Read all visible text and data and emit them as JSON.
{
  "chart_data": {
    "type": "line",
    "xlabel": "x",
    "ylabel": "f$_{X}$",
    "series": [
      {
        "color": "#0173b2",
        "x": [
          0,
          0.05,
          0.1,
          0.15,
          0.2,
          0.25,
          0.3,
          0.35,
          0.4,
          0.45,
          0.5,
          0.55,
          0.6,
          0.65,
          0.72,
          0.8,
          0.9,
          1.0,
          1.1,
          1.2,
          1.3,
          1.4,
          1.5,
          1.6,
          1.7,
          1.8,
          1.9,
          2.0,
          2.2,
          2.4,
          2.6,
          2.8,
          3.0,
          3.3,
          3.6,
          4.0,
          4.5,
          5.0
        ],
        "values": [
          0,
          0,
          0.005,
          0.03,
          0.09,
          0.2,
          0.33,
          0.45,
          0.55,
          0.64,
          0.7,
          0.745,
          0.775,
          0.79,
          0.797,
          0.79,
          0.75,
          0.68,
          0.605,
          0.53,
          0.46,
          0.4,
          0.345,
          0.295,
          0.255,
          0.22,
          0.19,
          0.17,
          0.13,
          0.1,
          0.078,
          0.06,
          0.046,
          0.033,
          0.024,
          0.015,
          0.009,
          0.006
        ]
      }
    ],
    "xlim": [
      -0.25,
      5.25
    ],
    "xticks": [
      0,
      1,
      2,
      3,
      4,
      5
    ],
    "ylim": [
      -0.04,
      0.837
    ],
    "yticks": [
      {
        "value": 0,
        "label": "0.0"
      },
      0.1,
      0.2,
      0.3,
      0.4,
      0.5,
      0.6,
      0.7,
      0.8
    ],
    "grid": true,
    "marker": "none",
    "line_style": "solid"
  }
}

__________________________________________________

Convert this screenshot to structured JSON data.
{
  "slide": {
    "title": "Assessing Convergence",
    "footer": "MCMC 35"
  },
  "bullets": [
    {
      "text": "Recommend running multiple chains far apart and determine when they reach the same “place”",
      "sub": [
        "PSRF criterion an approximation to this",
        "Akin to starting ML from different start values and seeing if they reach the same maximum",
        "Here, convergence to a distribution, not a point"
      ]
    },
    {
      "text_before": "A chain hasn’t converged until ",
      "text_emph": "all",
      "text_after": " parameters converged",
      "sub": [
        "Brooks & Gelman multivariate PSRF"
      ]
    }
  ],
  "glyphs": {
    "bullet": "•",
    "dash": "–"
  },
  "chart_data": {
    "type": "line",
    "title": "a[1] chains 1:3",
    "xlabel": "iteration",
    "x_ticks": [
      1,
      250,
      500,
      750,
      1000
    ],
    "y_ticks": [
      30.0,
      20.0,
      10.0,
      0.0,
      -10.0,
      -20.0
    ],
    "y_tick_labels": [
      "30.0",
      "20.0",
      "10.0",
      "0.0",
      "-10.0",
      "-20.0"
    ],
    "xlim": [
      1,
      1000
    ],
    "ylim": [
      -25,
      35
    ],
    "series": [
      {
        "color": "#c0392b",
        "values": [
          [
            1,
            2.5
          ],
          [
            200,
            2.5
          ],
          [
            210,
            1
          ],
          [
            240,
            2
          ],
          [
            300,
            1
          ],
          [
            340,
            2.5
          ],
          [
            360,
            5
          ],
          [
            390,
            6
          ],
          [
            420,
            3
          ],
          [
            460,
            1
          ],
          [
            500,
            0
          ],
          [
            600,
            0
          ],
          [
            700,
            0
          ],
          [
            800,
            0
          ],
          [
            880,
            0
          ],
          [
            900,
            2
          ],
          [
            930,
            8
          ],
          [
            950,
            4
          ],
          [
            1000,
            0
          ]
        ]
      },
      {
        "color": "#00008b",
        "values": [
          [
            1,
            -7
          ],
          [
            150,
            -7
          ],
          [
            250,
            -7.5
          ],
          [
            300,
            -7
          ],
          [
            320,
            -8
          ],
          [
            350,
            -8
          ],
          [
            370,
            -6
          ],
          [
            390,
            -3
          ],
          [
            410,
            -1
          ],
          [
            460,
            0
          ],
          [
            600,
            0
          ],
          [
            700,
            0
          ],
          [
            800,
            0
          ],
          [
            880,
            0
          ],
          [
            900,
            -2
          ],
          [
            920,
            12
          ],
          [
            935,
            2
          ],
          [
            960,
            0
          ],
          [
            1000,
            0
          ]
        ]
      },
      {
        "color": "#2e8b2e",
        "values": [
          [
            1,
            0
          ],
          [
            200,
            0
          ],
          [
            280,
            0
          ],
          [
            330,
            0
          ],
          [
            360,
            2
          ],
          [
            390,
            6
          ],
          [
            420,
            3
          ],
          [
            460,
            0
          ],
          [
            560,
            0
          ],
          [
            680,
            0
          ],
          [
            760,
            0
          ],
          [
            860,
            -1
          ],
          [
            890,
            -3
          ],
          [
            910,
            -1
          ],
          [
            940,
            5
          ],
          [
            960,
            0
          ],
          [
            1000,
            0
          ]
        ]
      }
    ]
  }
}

__________________________________________________

Set problem
Each line with the string "they" in it needs to be found and copied.

Finished answer
      "text": "Recommend running multiple chains far apart and determine when they reach the same “place”",
        "Akin to starting ML from different start values and seeing if they reach the same maximum",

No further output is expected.